§ THE RECORDS:
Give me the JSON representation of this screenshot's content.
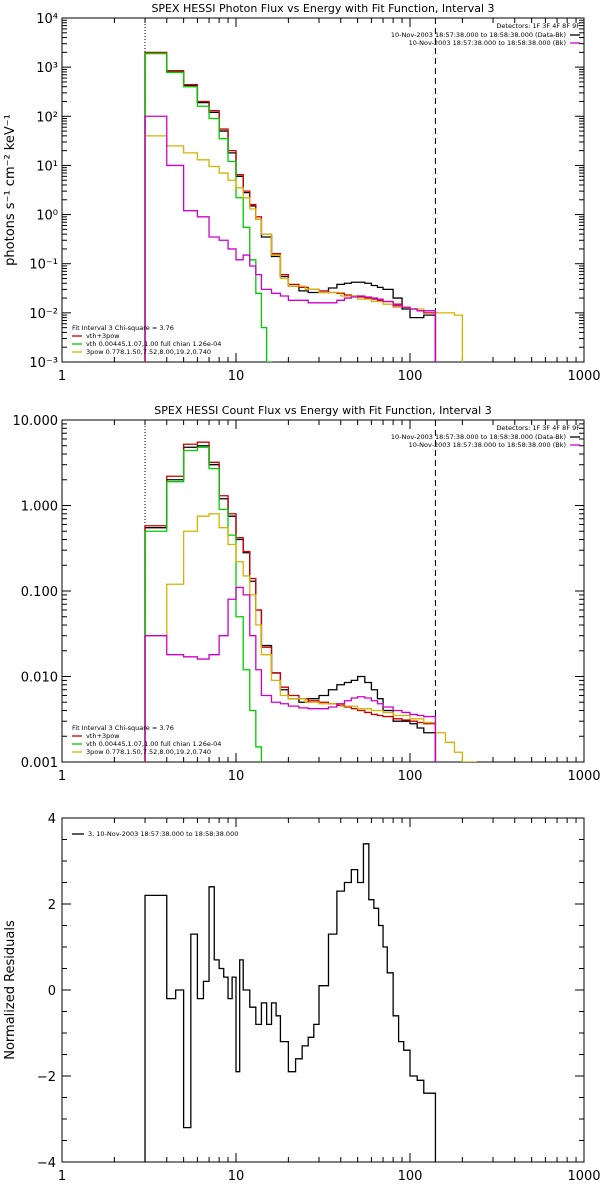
{
  "chart_data": [
    {
      "type": "line",
      "title": "SPEX HESSI Photon Flux vs Energy with Fit Function, Interval 3",
      "xlabel": "",
      "ylabel": "photons s⁻¹ cm⁻² keV⁻¹",
      "xscale": "log",
      "yscale": "log",
      "xlim": [
        1,
        1000
      ],
      "ylim": [
        0.001,
        10000
      ],
      "x_ticks": [
        "1",
        "10",
        "100",
        "1000"
      ],
      "y_ticks": [
        "10⁻³",
        "10⁻²",
        "10⁻¹",
        "10⁰",
        "10¹",
        "10²",
        "10³",
        "10⁴"
      ],
      "grid": false,
      "vlines": [
        {
          "x": 3.0,
          "style": "dotted"
        },
        {
          "x": 140,
          "style": "dashed"
        }
      ],
      "legend_top_right": {
        "header": "Detectors: 1F 3F 4F 8F 9F",
        "entries": [
          {
            "label": "10-Nov-2003 18:57:38.000 to 18:58:38.000 (Data-Bk)",
            "color": "#000000"
          },
          {
            "label": "10-Nov-2003 18:57:38.000 to 18:58:38.000 (Bk)",
            "color": "#cc00cc"
          }
        ]
      },
      "legend_bottom_left": {
        "header": "Fit Interval 3   Chi-square = 3.76",
        "entries": [
          {
            "label": "vth+3pow",
            "color": "#cc0000"
          },
          {
            "label": "vth 0.00445,1.07,1.00  full chian 1.26e-04",
            "color": "#00cc00"
          },
          {
            "label": "3pow 0.778,1.50,7.52,8.00,19.2,0.740",
            "color": "#d4b400"
          }
        ]
      },
      "series": [
        {
          "name": "Data-Bk",
          "color": "#000000",
          "edges": [
            3,
            4,
            5,
            6,
            7,
            8,
            9,
            10,
            11,
            12,
            13,
            14,
            16,
            18,
            20,
            23,
            26,
            30,
            34,
            38,
            42,
            46,
            50,
            55,
            60,
            65,
            70,
            80,
            90,
            100,
            110,
            120,
            140
          ],
          "values": [
            1900,
            800,
            420,
            190,
            120,
            50,
            18,
            6,
            2.8,
            1.5,
            0.8,
            0.35,
            0.14,
            0.055,
            0.035,
            0.028,
            0.026,
            0.026,
            0.032,
            0.038,
            0.04,
            0.042,
            0.042,
            0.04,
            0.036,
            0.033,
            0.03,
            0.02,
            0.012,
            0.008,
            0.008,
            0.009
          ]
        },
        {
          "name": "vth+3pow",
          "color": "#cc0000",
          "edges": [
            3,
            4,
            5,
            6,
            7,
            8,
            9,
            10,
            11,
            12,
            13,
            14,
            16,
            18,
            20,
            23,
            26,
            30,
            34,
            38,
            42,
            46,
            50,
            55,
            60,
            65,
            70,
            80,
            90,
            100,
            110,
            120,
            140
          ],
          "values": [
            2000,
            850,
            440,
            200,
            130,
            55,
            20,
            6.5,
            3.0,
            1.6,
            0.9,
            0.4,
            0.16,
            0.06,
            0.038,
            0.033,
            0.03,
            0.028,
            0.026,
            0.025,
            0.023,
            0.022,
            0.021,
            0.02,
            0.019,
            0.018,
            0.017,
            0.015,
            0.013,
            0.012,
            0.011,
            0.01
          ]
        },
        {
          "name": "vth",
          "color": "#00cc00",
          "edges": [
            3,
            4,
            5,
            6,
            7,
            8,
            9,
            10,
            11,
            12,
            13,
            14,
            15,
            16
          ],
          "values": [
            1900,
            780,
            400,
            160,
            90,
            35,
            12,
            2.2,
            0.55,
            0.12,
            0.025,
            0.005,
            0.001
          ]
        },
        {
          "name": "3pow",
          "color": "#d4b400",
          "edges": [
            3,
            4,
            5,
            6,
            7,
            8,
            9,
            10,
            11,
            12,
            13,
            14,
            16,
            18,
            20,
            25,
            30,
            40,
            50,
            60,
            70,
            80,
            100,
            120,
            140,
            180,
            200,
            280
          ],
          "values": [
            40,
            25,
            18,
            13,
            9.5,
            7,
            5,
            3.5,
            2.2,
            1.3,
            0.8,
            0.4,
            0.15,
            0.05,
            0.035,
            0.03,
            0.026,
            0.022,
            0.019,
            0.017,
            0.015,
            0.013,
            0.012,
            0.011,
            0.01,
            0.009,
            0.0005
          ]
        },
        {
          "name": "Bk",
          "color": "#cc00cc",
          "edges": [
            3,
            4,
            5,
            6,
            7,
            8,
            9,
            10,
            11,
            12,
            13,
            14,
            16,
            18,
            20,
            23,
            26,
            30,
            34,
            38,
            42,
            46,
            50,
            55,
            60,
            65,
            70,
            80,
            90,
            100,
            110,
            120,
            140
          ],
          "values": [
            100,
            10,
            1.2,
            0.9,
            0.35,
            0.3,
            0.2,
            0.12,
            0.15,
            0.09,
            0.06,
            0.03,
            0.025,
            0.022,
            0.018,
            0.018,
            0.016,
            0.016,
            0.016,
            0.018,
            0.02,
            0.021,
            0.022,
            0.021,
            0.02,
            0.019,
            0.017,
            0.014,
            0.013,
            0.012,
            0.011,
            0.011
          ]
        }
      ]
    },
    {
      "type": "line",
      "title": "SPEX HESSI Count Flux vs Energy with Fit Function, Interval 3",
      "xlabel": "",
      "ylabel": "",
      "xscale": "log",
      "yscale": "log",
      "xlim": [
        1,
        1000
      ],
      "ylim": [
        0.001,
        10
      ],
      "x_ticks": [
        "1",
        "10",
        "100",
        "1000"
      ],
      "y_ticks": [
        "0.001",
        "0.010",
        "0.100",
        "1.000",
        "10.000"
      ],
      "grid": false,
      "vlines": [
        {
          "x": 3.0,
          "style": "dotted"
        },
        {
          "x": 140,
          "style": "dashed"
        }
      ],
      "legend_top_right": {
        "header": "Detectors: 1F 3F 4F 8F 9F",
        "entries": [
          {
            "label": "10-Nov-2003 18:57:38.000 to 18:58:38.000 (Data-Bk)",
            "color": "#000000"
          },
          {
            "label": "10-Nov-2003 18:57:38.000 to 18:58:38.000 (Bk)",
            "color": "#cc00cc"
          }
        ]
      },
      "legend_bottom_left": {
        "header": "Fit Interval 3   Chi-square = 3.76",
        "entries": [
          {
            "label": "vth+3pow",
            "color": "#cc0000"
          },
          {
            "label": "vth 0.00445,1.07,1.00  full chian 1.26e-04",
            "color": "#00cc00"
          },
          {
            "label": "3pow 0.778,1.50,7.52,8.00,19.2,0.740",
            "color": "#d4b400"
          }
        ]
      },
      "series": [
        {
          "name": "Data-Bk",
          "color": "#000000",
          "edges": [
            3,
            4,
            5,
            6,
            7,
            8,
            9,
            10,
            11,
            12,
            13,
            14,
            16,
            18,
            20,
            23,
            26,
            30,
            34,
            38,
            42,
            46,
            50,
            55,
            60,
            65,
            70,
            80,
            90,
            100,
            110,
            120,
            140
          ],
          "values": [
            0.55,
            2.0,
            4.8,
            5.0,
            3.0,
            1.2,
            0.75,
            0.4,
            0.28,
            0.13,
            0.06,
            0.023,
            0.011,
            0.007,
            0.0055,
            0.005,
            0.0055,
            0.006,
            0.007,
            0.008,
            0.0085,
            0.009,
            0.01,
            0.0085,
            0.007,
            0.0055,
            0.004,
            0.003,
            0.003,
            0.0028,
            0.0025,
            0.0022
          ]
        },
        {
          "name": "vth+3pow",
          "color": "#cc0000",
          "edges": [
            3,
            4,
            5,
            6,
            7,
            8,
            9,
            10,
            11,
            12,
            13,
            14,
            16,
            18,
            20,
            23,
            26,
            30,
            34,
            38,
            42,
            46,
            50,
            55,
            60,
            65,
            70,
            80,
            90,
            100,
            110,
            120,
            140
          ],
          "values": [
            0.58,
            2.2,
            5.2,
            5.5,
            3.2,
            1.3,
            0.8,
            0.42,
            0.29,
            0.14,
            0.06,
            0.022,
            0.011,
            0.0075,
            0.006,
            0.0055,
            0.0052,
            0.005,
            0.0048,
            0.0046,
            0.0044,
            0.0042,
            0.004,
            0.0038,
            0.0036,
            0.0035,
            0.0034,
            0.0032,
            0.0031,
            0.003,
            0.0029,
            0.0028
          ]
        },
        {
          "name": "vth",
          "color": "#00cc00",
          "edges": [
            3,
            4,
            5,
            6,
            7,
            8,
            9,
            10,
            11,
            12,
            13,
            14,
            15
          ],
          "values": [
            0.5,
            1.9,
            4.4,
            4.8,
            2.7,
            0.9,
            0.45,
            0.05,
            0.012,
            0.004,
            0.0015,
            0.0004
          ]
        },
        {
          "name": "3pow",
          "color": "#d4b400",
          "edges": [
            3,
            4,
            5,
            6,
            7,
            8,
            9,
            10,
            11,
            12,
            13,
            14,
            16,
            18,
            20,
            25,
            30,
            40,
            50,
            60,
            70,
            80,
            100,
            120,
            140,
            160,
            180,
            200,
            240,
            280
          ],
          "values": [
            0.03,
            0.12,
            0.5,
            0.75,
            0.8,
            0.55,
            0.35,
            0.22,
            0.15,
            0.09,
            0.04,
            0.018,
            0.009,
            0.006,
            0.0055,
            0.005,
            0.0048,
            0.0045,
            0.0042,
            0.004,
            0.0038,
            0.0035,
            0.0032,
            0.0029,
            0.0022,
            0.0017,
            0.0013,
            0.001,
            0.0007
          ]
        },
        {
          "name": "Bk",
          "color": "#cc00cc",
          "edges": [
            3,
            4,
            5,
            6,
            7,
            8,
            9,
            10,
            11,
            12,
            13,
            14,
            16,
            18,
            20,
            23,
            26,
            30,
            34,
            38,
            42,
            46,
            50,
            55,
            60,
            65,
            70,
            80,
            90,
            100,
            110,
            120,
            140
          ],
          "values": [
            0.03,
            0.018,
            0.017,
            0.016,
            0.018,
            0.03,
            0.08,
            0.11,
            0.09,
            0.03,
            0.012,
            0.006,
            0.005,
            0.0048,
            0.0045,
            0.0043,
            0.0042,
            0.0042,
            0.0044,
            0.0048,
            0.0052,
            0.0056,
            0.0058,
            0.0056,
            0.0052,
            0.0048,
            0.0044,
            0.004,
            0.0038,
            0.0036,
            0.0035,
            0.0034
          ]
        }
      ]
    },
    {
      "type": "line",
      "title": "",
      "xlabel": "",
      "ylabel": "Normalized Residuals",
      "xscale": "log",
      "yscale": "linear",
      "xlim": [
        1,
        1000
      ],
      "ylim": [
        -4,
        4
      ],
      "x_ticks": [
        "1",
        "10",
        "100",
        "1000"
      ],
      "y_ticks": [
        "−4",
        "−2",
        "0",
        "2",
        "4"
      ],
      "grid": false,
      "legend": {
        "entries": [
          {
            "label": "3, 10-Nov-2003 18:57:38.000 to 18:58:38.000",
            "color": "#000000"
          }
        ]
      },
      "series": [
        {
          "name": "",
          "color": "#000000",
          "edges": [
            3,
            4,
            4.5,
            5,
            5.5,
            6,
            6.5,
            7,
            7.5,
            8,
            8.5,
            9,
            9.5,
            10,
            10.5,
            11,
            12,
            13,
            14,
            15,
            16,
            17,
            18,
            20,
            22,
            24,
            26,
            28,
            30,
            34,
            38,
            42,
            46,
            50,
            54,
            58,
            62,
            66,
            70,
            74,
            80,
            86,
            92,
            100,
            110,
            120,
            140
          ],
          "values": [
            2.2,
            -0.2,
            0.0,
            -3.2,
            1.3,
            -0.2,
            0.2,
            2.4,
            0.7,
            0.5,
            0.3,
            -0.2,
            0.3,
            -1.9,
            0.7,
            0.0,
            -0.4,
            -0.8,
            -0.3,
            -0.8,
            -0.3,
            -0.6,
            -1.2,
            -1.9,
            -1.6,
            -1.3,
            -1.1,
            -0.8,
            0.1,
            1.3,
            2.3,
            2.5,
            2.8,
            2.5,
            3.4,
            2.1,
            1.9,
            1.5,
            1.0,
            0.4,
            -0.6,
            -1.2,
            -1.4,
            -2.0,
            -2.1,
            -2.4
          ]
        }
      ]
    }
  ]
}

§ YOUR TASK: Give the number of lines in the material above that have the word "Function" in them, and nothing more.

§ ANSWER IN FULL: 2